Task data.

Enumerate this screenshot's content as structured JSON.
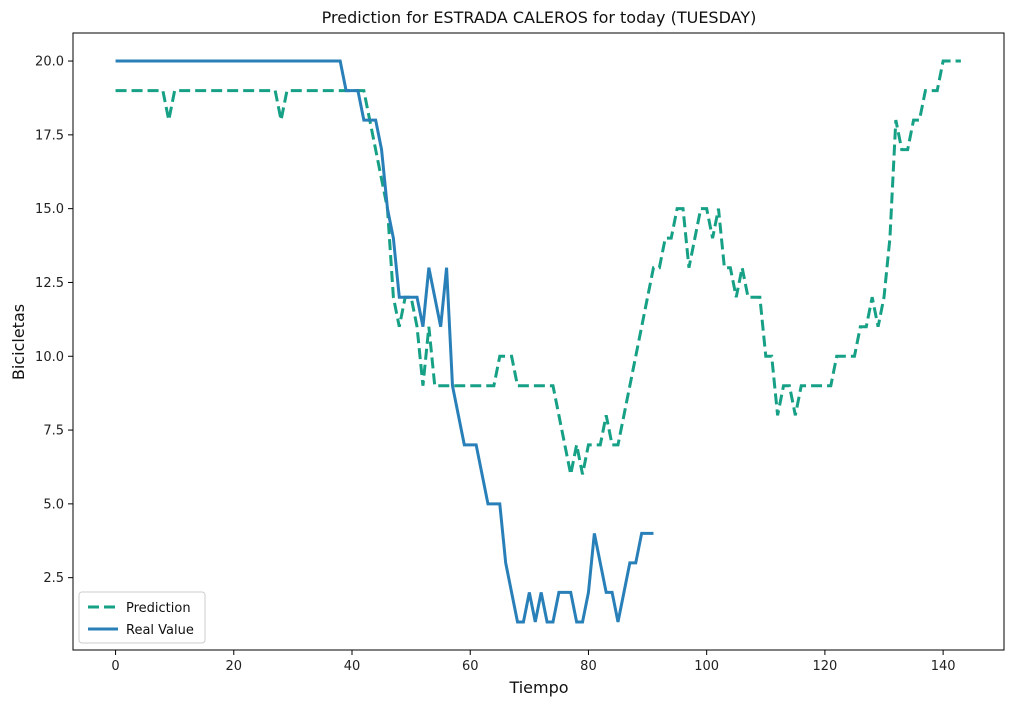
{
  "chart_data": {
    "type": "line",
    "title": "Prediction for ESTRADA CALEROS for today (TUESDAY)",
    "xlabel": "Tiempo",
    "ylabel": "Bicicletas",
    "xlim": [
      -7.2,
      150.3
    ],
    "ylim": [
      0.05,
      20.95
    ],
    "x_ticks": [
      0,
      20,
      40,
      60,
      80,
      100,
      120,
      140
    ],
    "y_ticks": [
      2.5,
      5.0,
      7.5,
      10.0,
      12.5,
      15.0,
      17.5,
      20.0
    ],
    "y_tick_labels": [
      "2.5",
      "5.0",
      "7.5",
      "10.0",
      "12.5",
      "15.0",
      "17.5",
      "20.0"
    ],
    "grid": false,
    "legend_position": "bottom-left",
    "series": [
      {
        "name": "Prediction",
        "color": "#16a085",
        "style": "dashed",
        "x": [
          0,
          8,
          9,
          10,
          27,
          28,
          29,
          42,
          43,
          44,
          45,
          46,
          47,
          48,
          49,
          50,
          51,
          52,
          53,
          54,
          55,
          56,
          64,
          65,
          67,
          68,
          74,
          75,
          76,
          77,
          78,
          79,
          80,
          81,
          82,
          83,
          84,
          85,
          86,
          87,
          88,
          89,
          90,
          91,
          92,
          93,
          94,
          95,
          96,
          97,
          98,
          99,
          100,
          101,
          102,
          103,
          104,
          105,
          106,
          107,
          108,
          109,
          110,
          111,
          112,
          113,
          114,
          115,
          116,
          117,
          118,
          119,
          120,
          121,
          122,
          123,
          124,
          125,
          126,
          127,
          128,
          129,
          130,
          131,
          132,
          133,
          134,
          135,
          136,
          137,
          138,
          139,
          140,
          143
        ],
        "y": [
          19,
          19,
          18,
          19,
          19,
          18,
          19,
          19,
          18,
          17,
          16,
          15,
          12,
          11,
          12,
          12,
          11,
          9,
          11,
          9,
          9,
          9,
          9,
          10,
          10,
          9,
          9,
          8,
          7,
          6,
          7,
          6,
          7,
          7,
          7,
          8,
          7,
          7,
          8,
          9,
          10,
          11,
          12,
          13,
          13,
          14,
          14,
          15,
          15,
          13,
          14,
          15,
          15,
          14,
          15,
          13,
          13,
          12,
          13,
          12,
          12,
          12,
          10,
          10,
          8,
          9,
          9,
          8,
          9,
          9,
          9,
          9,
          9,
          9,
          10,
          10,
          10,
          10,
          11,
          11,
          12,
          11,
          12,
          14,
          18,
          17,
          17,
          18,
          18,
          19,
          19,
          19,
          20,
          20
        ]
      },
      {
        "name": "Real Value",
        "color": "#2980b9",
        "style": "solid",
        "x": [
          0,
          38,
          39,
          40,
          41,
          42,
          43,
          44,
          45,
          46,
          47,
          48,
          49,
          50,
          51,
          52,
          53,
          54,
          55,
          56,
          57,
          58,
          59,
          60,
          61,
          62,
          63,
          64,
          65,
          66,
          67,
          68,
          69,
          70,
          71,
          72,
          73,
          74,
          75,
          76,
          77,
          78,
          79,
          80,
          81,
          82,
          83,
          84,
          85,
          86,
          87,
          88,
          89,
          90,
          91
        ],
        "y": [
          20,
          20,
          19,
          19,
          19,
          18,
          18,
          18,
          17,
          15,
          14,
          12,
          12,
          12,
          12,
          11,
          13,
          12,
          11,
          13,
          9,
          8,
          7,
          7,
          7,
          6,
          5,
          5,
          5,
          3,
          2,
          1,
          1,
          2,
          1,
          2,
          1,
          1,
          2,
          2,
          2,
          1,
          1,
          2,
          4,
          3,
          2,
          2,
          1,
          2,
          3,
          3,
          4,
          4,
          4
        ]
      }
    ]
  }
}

---

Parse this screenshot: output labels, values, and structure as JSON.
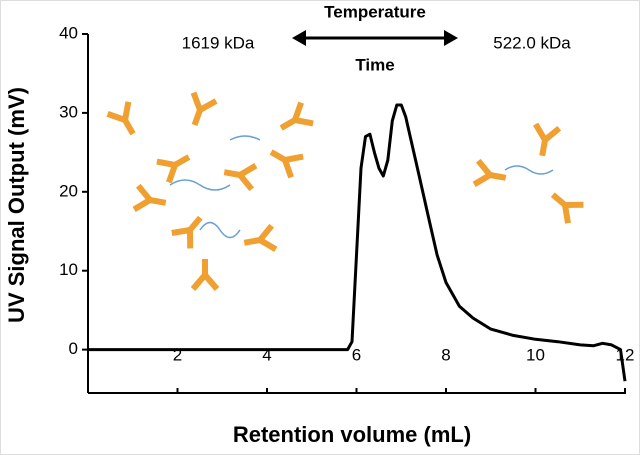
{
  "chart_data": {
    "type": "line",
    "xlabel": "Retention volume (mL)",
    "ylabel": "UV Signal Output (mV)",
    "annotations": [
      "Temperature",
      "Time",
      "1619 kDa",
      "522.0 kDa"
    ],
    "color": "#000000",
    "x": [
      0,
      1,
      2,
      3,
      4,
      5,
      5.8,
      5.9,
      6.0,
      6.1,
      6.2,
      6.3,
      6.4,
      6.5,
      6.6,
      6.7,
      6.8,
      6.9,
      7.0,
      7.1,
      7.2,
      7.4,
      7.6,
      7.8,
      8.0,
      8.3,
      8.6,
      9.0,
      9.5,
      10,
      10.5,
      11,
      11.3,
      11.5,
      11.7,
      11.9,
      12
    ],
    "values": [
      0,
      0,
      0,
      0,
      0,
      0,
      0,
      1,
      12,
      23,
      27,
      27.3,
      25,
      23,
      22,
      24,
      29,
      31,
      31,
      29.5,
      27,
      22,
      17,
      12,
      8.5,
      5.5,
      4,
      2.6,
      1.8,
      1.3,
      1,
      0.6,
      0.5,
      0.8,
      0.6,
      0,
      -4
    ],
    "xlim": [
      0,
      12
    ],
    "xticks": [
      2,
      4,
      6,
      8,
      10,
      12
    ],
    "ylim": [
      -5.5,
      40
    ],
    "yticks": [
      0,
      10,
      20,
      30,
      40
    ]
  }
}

==

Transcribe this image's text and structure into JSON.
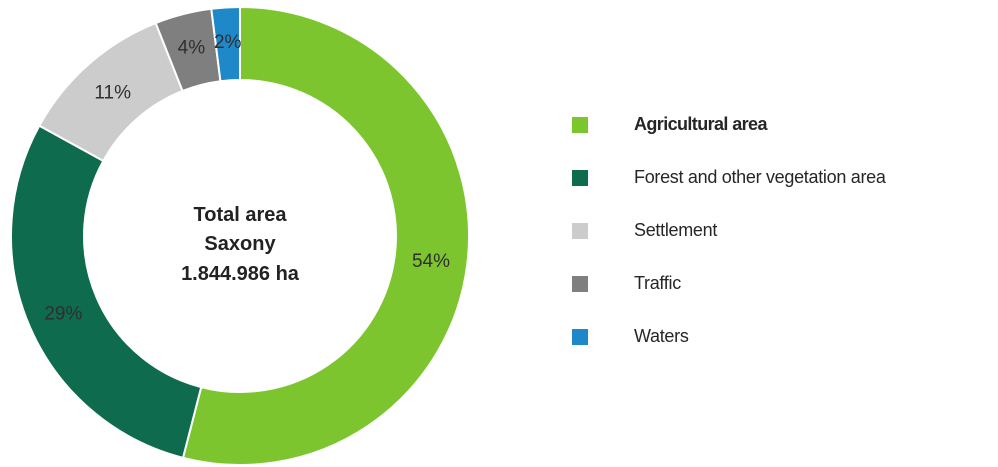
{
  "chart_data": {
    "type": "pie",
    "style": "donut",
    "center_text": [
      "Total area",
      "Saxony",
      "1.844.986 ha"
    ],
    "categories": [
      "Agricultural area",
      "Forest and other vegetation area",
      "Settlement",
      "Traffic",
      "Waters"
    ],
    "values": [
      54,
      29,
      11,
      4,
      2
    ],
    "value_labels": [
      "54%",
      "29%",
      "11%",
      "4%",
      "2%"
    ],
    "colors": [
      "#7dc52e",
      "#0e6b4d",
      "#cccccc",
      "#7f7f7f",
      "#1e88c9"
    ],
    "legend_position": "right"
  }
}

Set task. Find all lines with "screenshot" in them and copy each one.

Exercise output.
Enumerate this screenshot's content as structured JSON.
Parse this screenshot: output labels, values, and structure as JSON.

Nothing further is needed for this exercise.